WORK REQUIRED
Write the data out again exactly, with no pictures.

RECORDS PROVIDED

--*--

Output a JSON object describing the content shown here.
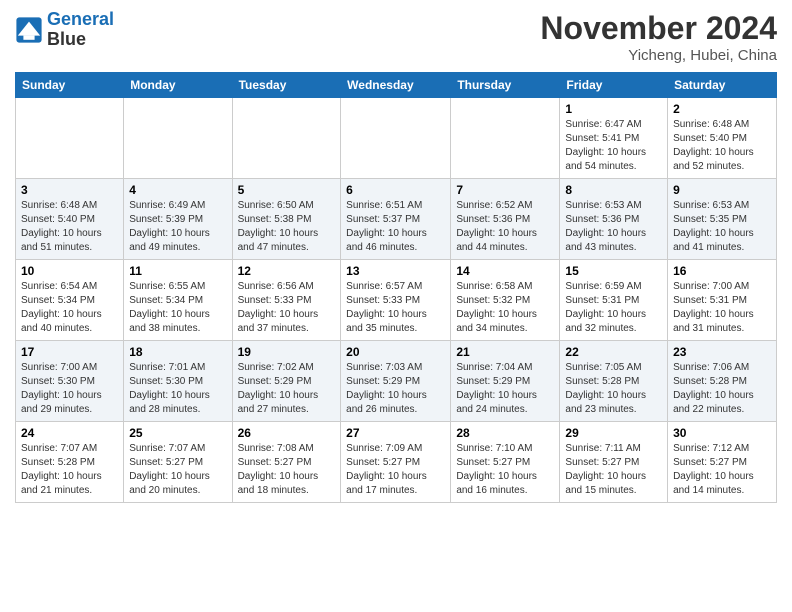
{
  "header": {
    "logo_line1": "General",
    "logo_line2": "Blue",
    "month_title": "November 2024",
    "location": "Yicheng, Hubei, China"
  },
  "weekdays": [
    "Sunday",
    "Monday",
    "Tuesday",
    "Wednesday",
    "Thursday",
    "Friday",
    "Saturday"
  ],
  "weeks": [
    [
      {
        "day": "",
        "info": ""
      },
      {
        "day": "",
        "info": ""
      },
      {
        "day": "",
        "info": ""
      },
      {
        "day": "",
        "info": ""
      },
      {
        "day": "",
        "info": ""
      },
      {
        "day": "1",
        "info": "Sunrise: 6:47 AM\nSunset: 5:41 PM\nDaylight: 10 hours\nand 54 minutes."
      },
      {
        "day": "2",
        "info": "Sunrise: 6:48 AM\nSunset: 5:40 PM\nDaylight: 10 hours\nand 52 minutes."
      }
    ],
    [
      {
        "day": "3",
        "info": "Sunrise: 6:48 AM\nSunset: 5:40 PM\nDaylight: 10 hours\nand 51 minutes."
      },
      {
        "day": "4",
        "info": "Sunrise: 6:49 AM\nSunset: 5:39 PM\nDaylight: 10 hours\nand 49 minutes."
      },
      {
        "day": "5",
        "info": "Sunrise: 6:50 AM\nSunset: 5:38 PM\nDaylight: 10 hours\nand 47 minutes."
      },
      {
        "day": "6",
        "info": "Sunrise: 6:51 AM\nSunset: 5:37 PM\nDaylight: 10 hours\nand 46 minutes."
      },
      {
        "day": "7",
        "info": "Sunrise: 6:52 AM\nSunset: 5:36 PM\nDaylight: 10 hours\nand 44 minutes."
      },
      {
        "day": "8",
        "info": "Sunrise: 6:53 AM\nSunset: 5:36 PM\nDaylight: 10 hours\nand 43 minutes."
      },
      {
        "day": "9",
        "info": "Sunrise: 6:53 AM\nSunset: 5:35 PM\nDaylight: 10 hours\nand 41 minutes."
      }
    ],
    [
      {
        "day": "10",
        "info": "Sunrise: 6:54 AM\nSunset: 5:34 PM\nDaylight: 10 hours\nand 40 minutes."
      },
      {
        "day": "11",
        "info": "Sunrise: 6:55 AM\nSunset: 5:34 PM\nDaylight: 10 hours\nand 38 minutes."
      },
      {
        "day": "12",
        "info": "Sunrise: 6:56 AM\nSunset: 5:33 PM\nDaylight: 10 hours\nand 37 minutes."
      },
      {
        "day": "13",
        "info": "Sunrise: 6:57 AM\nSunset: 5:33 PM\nDaylight: 10 hours\nand 35 minutes."
      },
      {
        "day": "14",
        "info": "Sunrise: 6:58 AM\nSunset: 5:32 PM\nDaylight: 10 hours\nand 34 minutes."
      },
      {
        "day": "15",
        "info": "Sunrise: 6:59 AM\nSunset: 5:31 PM\nDaylight: 10 hours\nand 32 minutes."
      },
      {
        "day": "16",
        "info": "Sunrise: 7:00 AM\nSunset: 5:31 PM\nDaylight: 10 hours\nand 31 minutes."
      }
    ],
    [
      {
        "day": "17",
        "info": "Sunrise: 7:00 AM\nSunset: 5:30 PM\nDaylight: 10 hours\nand 29 minutes."
      },
      {
        "day": "18",
        "info": "Sunrise: 7:01 AM\nSunset: 5:30 PM\nDaylight: 10 hours\nand 28 minutes."
      },
      {
        "day": "19",
        "info": "Sunrise: 7:02 AM\nSunset: 5:29 PM\nDaylight: 10 hours\nand 27 minutes."
      },
      {
        "day": "20",
        "info": "Sunrise: 7:03 AM\nSunset: 5:29 PM\nDaylight: 10 hours\nand 26 minutes."
      },
      {
        "day": "21",
        "info": "Sunrise: 7:04 AM\nSunset: 5:29 PM\nDaylight: 10 hours\nand 24 minutes."
      },
      {
        "day": "22",
        "info": "Sunrise: 7:05 AM\nSunset: 5:28 PM\nDaylight: 10 hours\nand 23 minutes."
      },
      {
        "day": "23",
        "info": "Sunrise: 7:06 AM\nSunset: 5:28 PM\nDaylight: 10 hours\nand 22 minutes."
      }
    ],
    [
      {
        "day": "24",
        "info": "Sunrise: 7:07 AM\nSunset: 5:28 PM\nDaylight: 10 hours\nand 21 minutes."
      },
      {
        "day": "25",
        "info": "Sunrise: 7:07 AM\nSunset: 5:27 PM\nDaylight: 10 hours\nand 20 minutes."
      },
      {
        "day": "26",
        "info": "Sunrise: 7:08 AM\nSunset: 5:27 PM\nDaylight: 10 hours\nand 18 minutes."
      },
      {
        "day": "27",
        "info": "Sunrise: 7:09 AM\nSunset: 5:27 PM\nDaylight: 10 hours\nand 17 minutes."
      },
      {
        "day": "28",
        "info": "Sunrise: 7:10 AM\nSunset: 5:27 PM\nDaylight: 10 hours\nand 16 minutes."
      },
      {
        "day": "29",
        "info": "Sunrise: 7:11 AM\nSunset: 5:27 PM\nDaylight: 10 hours\nand 15 minutes."
      },
      {
        "day": "30",
        "info": "Sunrise: 7:12 AM\nSunset: 5:27 PM\nDaylight: 10 hours\nand 14 minutes."
      }
    ]
  ]
}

--*--

SOLUTION
Output a JSON object describing the content shown here.
{
  "header": {
    "logo_line1": "General",
    "logo_line2": "Blue",
    "month_title": "November 2024",
    "location": "Yicheng, Hubei, China"
  },
  "weekdays": [
    "Sunday",
    "Monday",
    "Tuesday",
    "Wednesday",
    "Thursday",
    "Friday",
    "Saturday"
  ],
  "weeks": [
    [
      {
        "day": "",
        "info": ""
      },
      {
        "day": "",
        "info": ""
      },
      {
        "day": "",
        "info": ""
      },
      {
        "day": "",
        "info": ""
      },
      {
        "day": "",
        "info": ""
      },
      {
        "day": "1",
        "info": "Sunrise: 6:47 AM\nSunset: 5:41 PM\nDaylight: 10 hours\nand 54 minutes."
      },
      {
        "day": "2",
        "info": "Sunrise: 6:48 AM\nSunset: 5:40 PM\nDaylight: 10 hours\nand 52 minutes."
      }
    ],
    [
      {
        "day": "3",
        "info": "Sunrise: 6:48 AM\nSunset: 5:40 PM\nDaylight: 10 hours\nand 51 minutes."
      },
      {
        "day": "4",
        "info": "Sunrise: 6:49 AM\nSunset: 5:39 PM\nDaylight: 10 hours\nand 49 minutes."
      },
      {
        "day": "5",
        "info": "Sunrise: 6:50 AM\nSunset: 5:38 PM\nDaylight: 10 hours\nand 47 minutes."
      },
      {
        "day": "6",
        "info": "Sunrise: 6:51 AM\nSunset: 5:37 PM\nDaylight: 10 hours\nand 46 minutes."
      },
      {
        "day": "7",
        "info": "Sunrise: 6:52 AM\nSunset: 5:36 PM\nDaylight: 10 hours\nand 44 minutes."
      },
      {
        "day": "8",
        "info": "Sunrise: 6:53 AM\nSunset: 5:36 PM\nDaylight: 10 hours\nand 43 minutes."
      },
      {
        "day": "9",
        "info": "Sunrise: 6:53 AM\nSunset: 5:35 PM\nDaylight: 10 hours\nand 41 minutes."
      }
    ],
    [
      {
        "day": "10",
        "info": "Sunrise: 6:54 AM\nSunset: 5:34 PM\nDaylight: 10 hours\nand 40 minutes."
      },
      {
        "day": "11",
        "info": "Sunrise: 6:55 AM\nSunset: 5:34 PM\nDaylight: 10 hours\nand 38 minutes."
      },
      {
        "day": "12",
        "info": "Sunrise: 6:56 AM\nSunset: 5:33 PM\nDaylight: 10 hours\nand 37 minutes."
      },
      {
        "day": "13",
        "info": "Sunrise: 6:57 AM\nSunset: 5:33 PM\nDaylight: 10 hours\nand 35 minutes."
      },
      {
        "day": "14",
        "info": "Sunrise: 6:58 AM\nSunset: 5:32 PM\nDaylight: 10 hours\nand 34 minutes."
      },
      {
        "day": "15",
        "info": "Sunrise: 6:59 AM\nSunset: 5:31 PM\nDaylight: 10 hours\nand 32 minutes."
      },
      {
        "day": "16",
        "info": "Sunrise: 7:00 AM\nSunset: 5:31 PM\nDaylight: 10 hours\nand 31 minutes."
      }
    ],
    [
      {
        "day": "17",
        "info": "Sunrise: 7:00 AM\nSunset: 5:30 PM\nDaylight: 10 hours\nand 29 minutes."
      },
      {
        "day": "18",
        "info": "Sunrise: 7:01 AM\nSunset: 5:30 PM\nDaylight: 10 hours\nand 28 minutes."
      },
      {
        "day": "19",
        "info": "Sunrise: 7:02 AM\nSunset: 5:29 PM\nDaylight: 10 hours\nand 27 minutes."
      },
      {
        "day": "20",
        "info": "Sunrise: 7:03 AM\nSunset: 5:29 PM\nDaylight: 10 hours\nand 26 minutes."
      },
      {
        "day": "21",
        "info": "Sunrise: 7:04 AM\nSunset: 5:29 PM\nDaylight: 10 hours\nand 24 minutes."
      },
      {
        "day": "22",
        "info": "Sunrise: 7:05 AM\nSunset: 5:28 PM\nDaylight: 10 hours\nand 23 minutes."
      },
      {
        "day": "23",
        "info": "Sunrise: 7:06 AM\nSunset: 5:28 PM\nDaylight: 10 hours\nand 22 minutes."
      }
    ],
    [
      {
        "day": "24",
        "info": "Sunrise: 7:07 AM\nSunset: 5:28 PM\nDaylight: 10 hours\nand 21 minutes."
      },
      {
        "day": "25",
        "info": "Sunrise: 7:07 AM\nSunset: 5:27 PM\nDaylight: 10 hours\nand 20 minutes."
      },
      {
        "day": "26",
        "info": "Sunrise: 7:08 AM\nSunset: 5:27 PM\nDaylight: 10 hours\nand 18 minutes."
      },
      {
        "day": "27",
        "info": "Sunrise: 7:09 AM\nSunset: 5:27 PM\nDaylight: 10 hours\nand 17 minutes."
      },
      {
        "day": "28",
        "info": "Sunrise: 7:10 AM\nSunset: 5:27 PM\nDaylight: 10 hours\nand 16 minutes."
      },
      {
        "day": "29",
        "info": "Sunrise: 7:11 AM\nSunset: 5:27 PM\nDaylight: 10 hours\nand 15 minutes."
      },
      {
        "day": "30",
        "info": "Sunrise: 7:12 AM\nSunset: 5:27 PM\nDaylight: 10 hours\nand 14 minutes."
      }
    ]
  ]
}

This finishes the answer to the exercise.